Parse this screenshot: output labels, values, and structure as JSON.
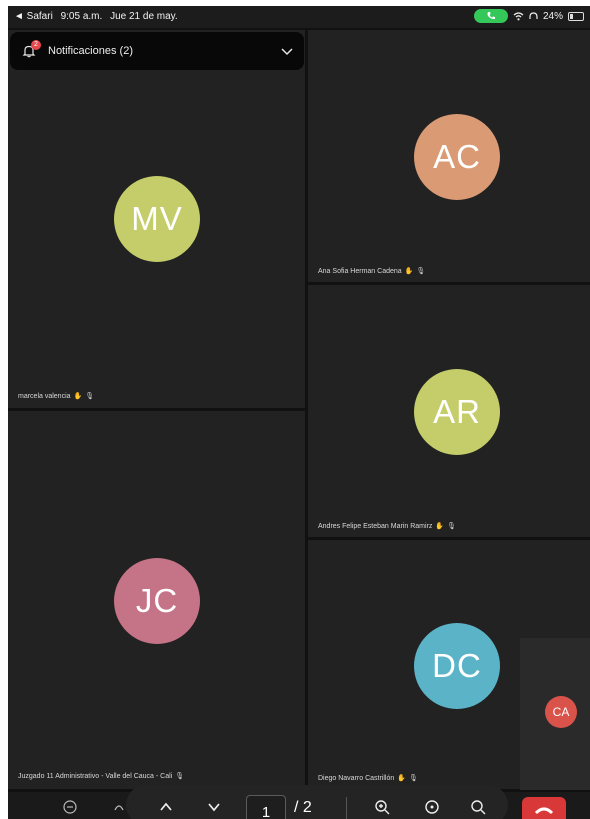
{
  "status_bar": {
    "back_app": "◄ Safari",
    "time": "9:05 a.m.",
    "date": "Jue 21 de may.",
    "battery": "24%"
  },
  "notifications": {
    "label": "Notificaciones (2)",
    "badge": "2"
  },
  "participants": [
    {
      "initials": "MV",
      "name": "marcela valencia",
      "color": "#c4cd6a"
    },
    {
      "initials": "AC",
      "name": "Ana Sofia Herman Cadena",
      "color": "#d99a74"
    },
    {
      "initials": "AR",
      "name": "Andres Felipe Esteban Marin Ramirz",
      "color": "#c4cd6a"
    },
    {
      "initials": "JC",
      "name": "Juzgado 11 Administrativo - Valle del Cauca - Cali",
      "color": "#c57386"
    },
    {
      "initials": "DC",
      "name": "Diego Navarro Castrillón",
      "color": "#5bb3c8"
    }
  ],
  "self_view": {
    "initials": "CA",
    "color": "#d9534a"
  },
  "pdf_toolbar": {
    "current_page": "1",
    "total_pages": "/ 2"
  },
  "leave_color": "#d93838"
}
==
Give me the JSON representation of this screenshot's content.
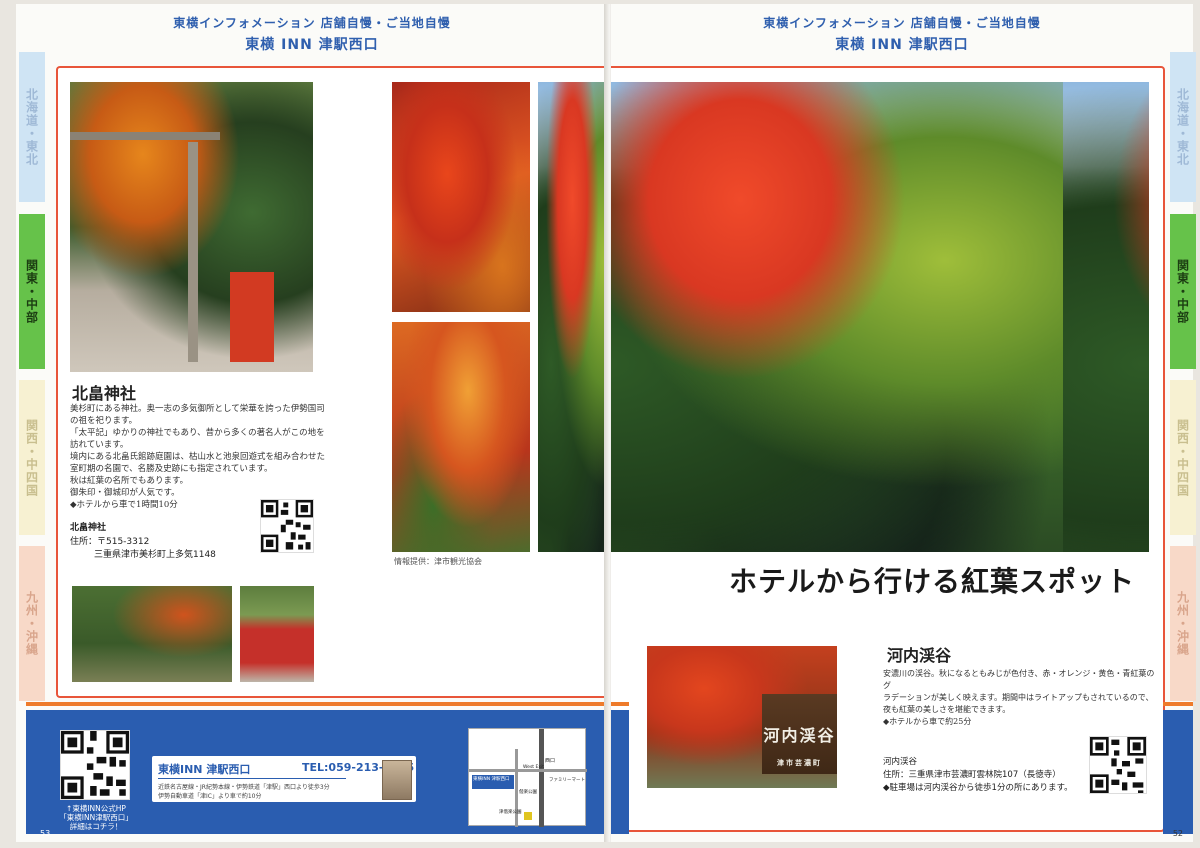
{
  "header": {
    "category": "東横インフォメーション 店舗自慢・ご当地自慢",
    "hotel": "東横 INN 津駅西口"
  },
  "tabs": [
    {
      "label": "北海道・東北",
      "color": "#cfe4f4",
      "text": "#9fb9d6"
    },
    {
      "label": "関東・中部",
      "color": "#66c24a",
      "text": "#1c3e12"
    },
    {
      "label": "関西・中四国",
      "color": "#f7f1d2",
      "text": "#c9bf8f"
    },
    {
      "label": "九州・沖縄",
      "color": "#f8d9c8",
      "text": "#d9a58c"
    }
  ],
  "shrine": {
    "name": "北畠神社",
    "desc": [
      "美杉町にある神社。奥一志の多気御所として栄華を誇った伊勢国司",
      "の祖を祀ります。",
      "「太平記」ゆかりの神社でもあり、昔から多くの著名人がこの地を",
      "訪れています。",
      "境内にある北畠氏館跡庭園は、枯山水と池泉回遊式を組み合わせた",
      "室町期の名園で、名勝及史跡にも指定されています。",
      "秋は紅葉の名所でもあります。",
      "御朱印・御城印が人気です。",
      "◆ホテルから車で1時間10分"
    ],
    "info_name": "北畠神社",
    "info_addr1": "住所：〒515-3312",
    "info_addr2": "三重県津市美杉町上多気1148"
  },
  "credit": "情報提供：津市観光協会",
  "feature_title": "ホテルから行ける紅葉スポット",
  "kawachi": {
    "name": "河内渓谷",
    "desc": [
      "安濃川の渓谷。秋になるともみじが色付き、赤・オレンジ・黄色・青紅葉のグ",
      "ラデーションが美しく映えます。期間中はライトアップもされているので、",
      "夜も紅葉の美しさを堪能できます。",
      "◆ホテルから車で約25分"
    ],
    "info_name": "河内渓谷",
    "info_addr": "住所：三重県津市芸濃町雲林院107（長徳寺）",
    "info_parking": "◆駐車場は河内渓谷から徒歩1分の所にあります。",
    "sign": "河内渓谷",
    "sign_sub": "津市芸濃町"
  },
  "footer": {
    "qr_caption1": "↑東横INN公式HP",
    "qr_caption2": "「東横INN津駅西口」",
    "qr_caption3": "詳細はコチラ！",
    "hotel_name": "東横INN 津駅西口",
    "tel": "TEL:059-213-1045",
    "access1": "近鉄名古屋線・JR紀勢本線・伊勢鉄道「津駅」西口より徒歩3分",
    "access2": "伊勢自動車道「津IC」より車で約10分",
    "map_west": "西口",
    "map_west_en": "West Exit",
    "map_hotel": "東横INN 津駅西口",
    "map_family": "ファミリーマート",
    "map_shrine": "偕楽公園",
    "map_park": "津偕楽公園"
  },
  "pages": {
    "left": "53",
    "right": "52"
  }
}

- [Written exercise] How many lines of the data contain the word "initials"? Answer with the number alone.

- [Result for this task] 6